→ **SHORT PROBLEM**:
Scan the lines below; pull out those with "text".
====
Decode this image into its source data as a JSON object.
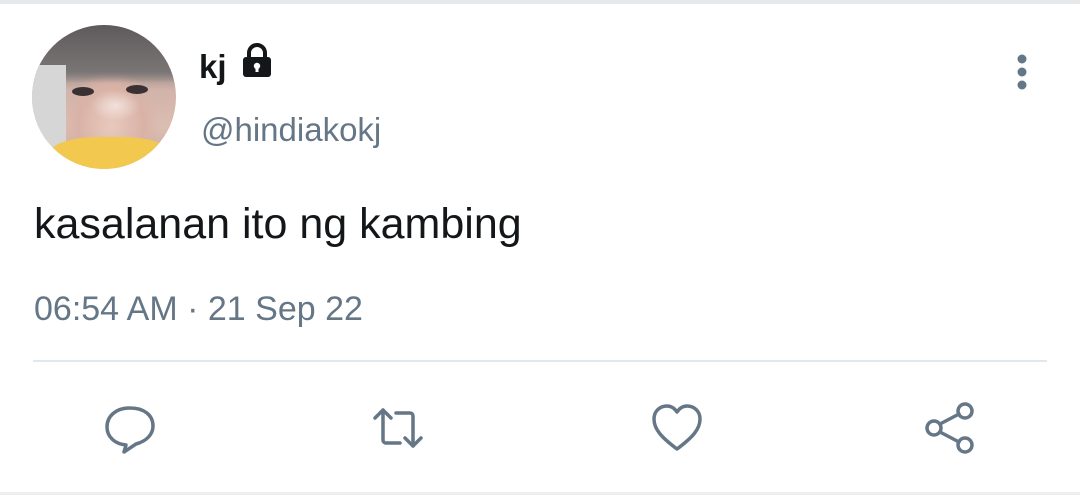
{
  "tweet": {
    "display_name": "kj",
    "handle": "@hindiakokj",
    "text": "kasalanan ito ng kambing",
    "time": "06:54 AM",
    "separator": " · ",
    "date": "21 Sep 22"
  },
  "icons": {
    "verified_lock": "lock-icon",
    "more": "more-vertical-icon",
    "actions": [
      "reply-icon",
      "retweet-icon",
      "like-icon",
      "share-icon"
    ]
  },
  "colors": {
    "text": "#14171a",
    "secondary": "#657786",
    "divider": "#e1e8ed"
  }
}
====
→ **PROBLEM SOLUTION**:
    "text": "kasalanan ito ng kambing",
    "text": "#14171a",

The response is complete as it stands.